PROBLEM DESCRIPTION: Using the records provided below, locate and copy each line that contains the word "اسحاق".

— begin GIVEN ENTRIES —

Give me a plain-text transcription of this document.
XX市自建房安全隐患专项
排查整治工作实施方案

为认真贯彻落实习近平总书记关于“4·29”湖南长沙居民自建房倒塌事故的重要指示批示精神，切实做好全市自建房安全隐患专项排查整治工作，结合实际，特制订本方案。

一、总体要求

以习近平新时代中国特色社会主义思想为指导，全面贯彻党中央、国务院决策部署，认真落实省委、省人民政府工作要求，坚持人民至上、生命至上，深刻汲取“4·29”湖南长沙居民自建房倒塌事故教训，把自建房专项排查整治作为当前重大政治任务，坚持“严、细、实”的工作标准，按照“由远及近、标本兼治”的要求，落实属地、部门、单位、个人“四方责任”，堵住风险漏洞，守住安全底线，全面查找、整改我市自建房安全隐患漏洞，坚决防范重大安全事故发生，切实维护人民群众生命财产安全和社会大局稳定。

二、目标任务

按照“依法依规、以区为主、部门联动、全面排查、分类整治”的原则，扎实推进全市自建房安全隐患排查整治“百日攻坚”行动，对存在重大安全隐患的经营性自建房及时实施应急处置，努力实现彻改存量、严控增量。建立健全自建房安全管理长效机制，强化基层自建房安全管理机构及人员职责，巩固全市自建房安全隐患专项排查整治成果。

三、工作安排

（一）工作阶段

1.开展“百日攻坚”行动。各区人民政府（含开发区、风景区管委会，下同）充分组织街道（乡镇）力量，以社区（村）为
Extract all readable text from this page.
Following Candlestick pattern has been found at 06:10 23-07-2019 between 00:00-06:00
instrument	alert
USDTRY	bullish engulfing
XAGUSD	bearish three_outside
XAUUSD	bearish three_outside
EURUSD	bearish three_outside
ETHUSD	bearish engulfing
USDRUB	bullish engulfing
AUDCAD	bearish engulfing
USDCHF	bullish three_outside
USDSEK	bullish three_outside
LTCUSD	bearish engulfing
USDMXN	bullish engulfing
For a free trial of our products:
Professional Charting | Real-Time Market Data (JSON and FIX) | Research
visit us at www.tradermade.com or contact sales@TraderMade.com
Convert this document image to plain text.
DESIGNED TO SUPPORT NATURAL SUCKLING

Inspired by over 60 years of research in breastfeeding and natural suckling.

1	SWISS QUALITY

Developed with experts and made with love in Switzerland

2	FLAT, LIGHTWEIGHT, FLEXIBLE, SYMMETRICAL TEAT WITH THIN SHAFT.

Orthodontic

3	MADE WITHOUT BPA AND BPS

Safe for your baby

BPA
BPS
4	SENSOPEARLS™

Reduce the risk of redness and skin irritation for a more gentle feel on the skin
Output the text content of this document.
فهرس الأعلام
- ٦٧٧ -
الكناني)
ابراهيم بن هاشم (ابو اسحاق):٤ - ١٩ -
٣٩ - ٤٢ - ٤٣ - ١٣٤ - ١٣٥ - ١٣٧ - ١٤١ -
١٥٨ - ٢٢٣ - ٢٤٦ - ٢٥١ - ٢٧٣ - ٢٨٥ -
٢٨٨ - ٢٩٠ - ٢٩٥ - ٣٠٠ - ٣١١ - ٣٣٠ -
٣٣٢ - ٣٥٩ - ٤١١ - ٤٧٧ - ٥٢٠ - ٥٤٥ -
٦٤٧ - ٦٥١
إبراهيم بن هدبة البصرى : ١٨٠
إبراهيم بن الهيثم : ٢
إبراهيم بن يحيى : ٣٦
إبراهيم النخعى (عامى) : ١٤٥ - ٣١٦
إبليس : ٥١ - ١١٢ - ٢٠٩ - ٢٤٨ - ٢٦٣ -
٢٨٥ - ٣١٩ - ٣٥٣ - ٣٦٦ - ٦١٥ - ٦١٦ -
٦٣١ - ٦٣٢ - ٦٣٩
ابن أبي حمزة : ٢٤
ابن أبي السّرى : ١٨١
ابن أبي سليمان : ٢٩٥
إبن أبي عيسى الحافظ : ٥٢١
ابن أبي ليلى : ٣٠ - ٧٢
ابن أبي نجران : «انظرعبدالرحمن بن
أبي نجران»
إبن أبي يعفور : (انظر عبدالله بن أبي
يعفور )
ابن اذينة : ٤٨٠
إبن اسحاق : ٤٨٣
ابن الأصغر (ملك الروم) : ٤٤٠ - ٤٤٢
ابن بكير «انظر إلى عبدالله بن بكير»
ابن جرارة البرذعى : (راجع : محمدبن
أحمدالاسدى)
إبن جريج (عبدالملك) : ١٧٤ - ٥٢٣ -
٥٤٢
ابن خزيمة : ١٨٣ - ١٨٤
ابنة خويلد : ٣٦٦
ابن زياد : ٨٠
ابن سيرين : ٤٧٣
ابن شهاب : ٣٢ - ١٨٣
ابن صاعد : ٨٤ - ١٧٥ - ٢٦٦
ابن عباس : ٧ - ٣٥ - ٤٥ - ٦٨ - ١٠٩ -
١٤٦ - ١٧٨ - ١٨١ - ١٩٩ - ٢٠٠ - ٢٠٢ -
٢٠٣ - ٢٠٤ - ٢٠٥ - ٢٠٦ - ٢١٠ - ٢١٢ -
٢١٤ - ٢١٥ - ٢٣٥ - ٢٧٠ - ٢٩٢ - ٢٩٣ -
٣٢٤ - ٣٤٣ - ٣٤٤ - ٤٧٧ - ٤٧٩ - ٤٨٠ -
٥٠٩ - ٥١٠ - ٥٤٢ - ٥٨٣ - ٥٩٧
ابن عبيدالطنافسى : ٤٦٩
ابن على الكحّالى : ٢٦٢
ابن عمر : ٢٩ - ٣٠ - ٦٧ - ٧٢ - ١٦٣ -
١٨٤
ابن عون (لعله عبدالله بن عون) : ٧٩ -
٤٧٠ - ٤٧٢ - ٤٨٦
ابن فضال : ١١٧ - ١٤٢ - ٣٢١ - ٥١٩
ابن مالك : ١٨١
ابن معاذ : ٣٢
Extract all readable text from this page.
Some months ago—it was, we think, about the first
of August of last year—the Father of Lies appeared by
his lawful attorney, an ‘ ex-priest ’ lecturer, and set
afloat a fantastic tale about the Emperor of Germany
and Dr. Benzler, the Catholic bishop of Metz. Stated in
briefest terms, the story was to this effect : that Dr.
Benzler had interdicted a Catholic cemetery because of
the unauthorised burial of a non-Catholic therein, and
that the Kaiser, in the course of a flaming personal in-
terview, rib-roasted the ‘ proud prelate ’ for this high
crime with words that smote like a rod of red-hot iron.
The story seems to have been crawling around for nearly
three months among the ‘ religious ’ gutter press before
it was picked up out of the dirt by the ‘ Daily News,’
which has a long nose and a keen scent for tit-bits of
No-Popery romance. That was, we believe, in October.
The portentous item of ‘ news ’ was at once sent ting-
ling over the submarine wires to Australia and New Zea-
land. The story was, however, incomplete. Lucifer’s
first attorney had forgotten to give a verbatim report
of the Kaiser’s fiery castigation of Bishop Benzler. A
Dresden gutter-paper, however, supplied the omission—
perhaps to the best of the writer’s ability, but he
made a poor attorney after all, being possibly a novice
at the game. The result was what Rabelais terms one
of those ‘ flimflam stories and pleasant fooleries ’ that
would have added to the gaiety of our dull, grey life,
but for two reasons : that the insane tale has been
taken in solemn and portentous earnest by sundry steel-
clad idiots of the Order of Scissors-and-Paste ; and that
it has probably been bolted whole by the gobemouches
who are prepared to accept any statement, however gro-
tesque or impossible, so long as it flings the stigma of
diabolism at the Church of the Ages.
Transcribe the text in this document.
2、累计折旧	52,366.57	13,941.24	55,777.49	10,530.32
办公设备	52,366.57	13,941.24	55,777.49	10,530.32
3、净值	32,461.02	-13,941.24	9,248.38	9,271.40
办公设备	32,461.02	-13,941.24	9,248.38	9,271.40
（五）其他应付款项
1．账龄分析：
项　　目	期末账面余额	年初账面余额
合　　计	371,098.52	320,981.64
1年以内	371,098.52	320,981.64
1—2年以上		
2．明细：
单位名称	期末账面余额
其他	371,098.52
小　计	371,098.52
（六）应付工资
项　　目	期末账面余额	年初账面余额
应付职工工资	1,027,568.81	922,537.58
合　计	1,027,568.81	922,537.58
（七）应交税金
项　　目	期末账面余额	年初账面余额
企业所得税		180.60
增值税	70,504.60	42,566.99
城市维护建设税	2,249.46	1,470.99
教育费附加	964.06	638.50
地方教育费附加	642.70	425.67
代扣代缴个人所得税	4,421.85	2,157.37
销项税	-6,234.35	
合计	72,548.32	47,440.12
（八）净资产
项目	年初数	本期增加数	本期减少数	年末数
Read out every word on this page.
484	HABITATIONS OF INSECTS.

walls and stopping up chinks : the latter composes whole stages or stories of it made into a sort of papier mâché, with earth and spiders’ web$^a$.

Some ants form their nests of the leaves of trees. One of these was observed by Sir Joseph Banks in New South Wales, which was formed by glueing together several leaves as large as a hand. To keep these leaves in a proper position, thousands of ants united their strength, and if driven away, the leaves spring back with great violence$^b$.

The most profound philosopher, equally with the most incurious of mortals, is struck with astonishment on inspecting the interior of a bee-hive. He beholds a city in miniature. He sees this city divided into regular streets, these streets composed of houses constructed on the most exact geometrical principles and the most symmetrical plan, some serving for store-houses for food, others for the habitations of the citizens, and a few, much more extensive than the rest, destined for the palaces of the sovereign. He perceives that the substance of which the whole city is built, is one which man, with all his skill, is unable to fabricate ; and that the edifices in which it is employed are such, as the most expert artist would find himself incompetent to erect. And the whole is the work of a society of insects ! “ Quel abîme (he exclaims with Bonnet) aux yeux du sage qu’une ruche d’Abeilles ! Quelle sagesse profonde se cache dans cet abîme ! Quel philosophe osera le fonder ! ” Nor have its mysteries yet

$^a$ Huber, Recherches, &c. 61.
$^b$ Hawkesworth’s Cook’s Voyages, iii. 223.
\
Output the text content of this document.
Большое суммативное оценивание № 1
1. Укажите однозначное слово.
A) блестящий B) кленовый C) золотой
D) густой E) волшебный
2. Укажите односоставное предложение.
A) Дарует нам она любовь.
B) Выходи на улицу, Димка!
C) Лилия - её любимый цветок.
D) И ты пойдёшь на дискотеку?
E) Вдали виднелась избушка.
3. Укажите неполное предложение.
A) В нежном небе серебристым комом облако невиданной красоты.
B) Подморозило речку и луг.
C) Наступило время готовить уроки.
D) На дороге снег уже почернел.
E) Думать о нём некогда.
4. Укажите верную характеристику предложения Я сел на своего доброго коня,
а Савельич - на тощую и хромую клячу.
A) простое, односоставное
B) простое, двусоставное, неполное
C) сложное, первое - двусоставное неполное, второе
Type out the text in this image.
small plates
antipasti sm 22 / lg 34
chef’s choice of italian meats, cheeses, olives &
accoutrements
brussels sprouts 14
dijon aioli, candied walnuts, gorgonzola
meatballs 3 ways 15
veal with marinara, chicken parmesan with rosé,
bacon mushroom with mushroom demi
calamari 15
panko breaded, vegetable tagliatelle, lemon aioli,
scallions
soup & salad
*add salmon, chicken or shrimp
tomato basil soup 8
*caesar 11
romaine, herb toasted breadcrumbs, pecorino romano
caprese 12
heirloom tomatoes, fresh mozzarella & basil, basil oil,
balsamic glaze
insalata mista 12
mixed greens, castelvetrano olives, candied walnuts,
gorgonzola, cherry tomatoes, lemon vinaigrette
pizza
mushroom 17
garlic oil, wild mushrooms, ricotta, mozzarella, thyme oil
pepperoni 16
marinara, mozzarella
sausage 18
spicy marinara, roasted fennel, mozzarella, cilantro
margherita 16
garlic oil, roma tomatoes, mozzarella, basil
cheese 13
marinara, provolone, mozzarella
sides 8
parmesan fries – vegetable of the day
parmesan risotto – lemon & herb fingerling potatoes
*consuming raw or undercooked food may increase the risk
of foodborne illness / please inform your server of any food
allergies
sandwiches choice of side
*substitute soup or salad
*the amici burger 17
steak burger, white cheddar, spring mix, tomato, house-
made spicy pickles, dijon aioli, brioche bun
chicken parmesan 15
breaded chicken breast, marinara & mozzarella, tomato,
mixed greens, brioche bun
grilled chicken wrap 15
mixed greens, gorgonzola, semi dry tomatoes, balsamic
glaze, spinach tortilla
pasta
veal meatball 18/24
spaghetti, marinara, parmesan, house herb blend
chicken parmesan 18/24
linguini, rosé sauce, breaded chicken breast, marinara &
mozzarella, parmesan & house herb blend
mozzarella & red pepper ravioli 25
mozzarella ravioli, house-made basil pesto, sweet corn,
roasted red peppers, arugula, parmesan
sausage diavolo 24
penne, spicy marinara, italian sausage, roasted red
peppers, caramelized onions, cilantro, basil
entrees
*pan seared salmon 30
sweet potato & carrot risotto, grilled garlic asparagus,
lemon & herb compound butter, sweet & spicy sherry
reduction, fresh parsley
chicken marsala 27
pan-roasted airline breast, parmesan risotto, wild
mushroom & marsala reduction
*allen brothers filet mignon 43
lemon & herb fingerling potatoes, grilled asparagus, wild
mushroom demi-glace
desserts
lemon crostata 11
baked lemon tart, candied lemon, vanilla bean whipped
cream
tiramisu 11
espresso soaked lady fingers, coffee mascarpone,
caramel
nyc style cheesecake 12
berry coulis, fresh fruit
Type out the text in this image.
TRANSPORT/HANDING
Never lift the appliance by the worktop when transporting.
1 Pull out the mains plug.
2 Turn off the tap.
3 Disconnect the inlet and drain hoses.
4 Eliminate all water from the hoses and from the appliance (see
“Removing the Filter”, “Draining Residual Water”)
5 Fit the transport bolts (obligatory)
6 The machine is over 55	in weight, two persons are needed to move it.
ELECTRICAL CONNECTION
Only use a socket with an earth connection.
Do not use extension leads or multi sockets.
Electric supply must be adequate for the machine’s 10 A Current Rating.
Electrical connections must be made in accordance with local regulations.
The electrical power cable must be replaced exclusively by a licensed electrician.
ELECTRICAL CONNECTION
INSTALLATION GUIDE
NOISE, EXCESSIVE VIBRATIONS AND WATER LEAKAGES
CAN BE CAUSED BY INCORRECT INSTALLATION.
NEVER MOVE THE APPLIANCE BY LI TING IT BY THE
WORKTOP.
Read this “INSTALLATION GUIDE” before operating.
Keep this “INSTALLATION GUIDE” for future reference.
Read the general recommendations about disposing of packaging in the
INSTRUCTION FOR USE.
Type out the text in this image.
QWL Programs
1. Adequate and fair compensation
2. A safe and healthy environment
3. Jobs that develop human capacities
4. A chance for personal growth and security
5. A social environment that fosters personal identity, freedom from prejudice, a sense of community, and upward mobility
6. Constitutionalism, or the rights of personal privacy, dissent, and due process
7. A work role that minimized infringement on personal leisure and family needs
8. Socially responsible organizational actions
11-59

— end GIVEN ENTRIES —

EXPECTED OUTPUT:
ابراهيم بن هاشم (ابو اسحاق):٤ - ١٩ -
إبن اسحاق : ٤٨٣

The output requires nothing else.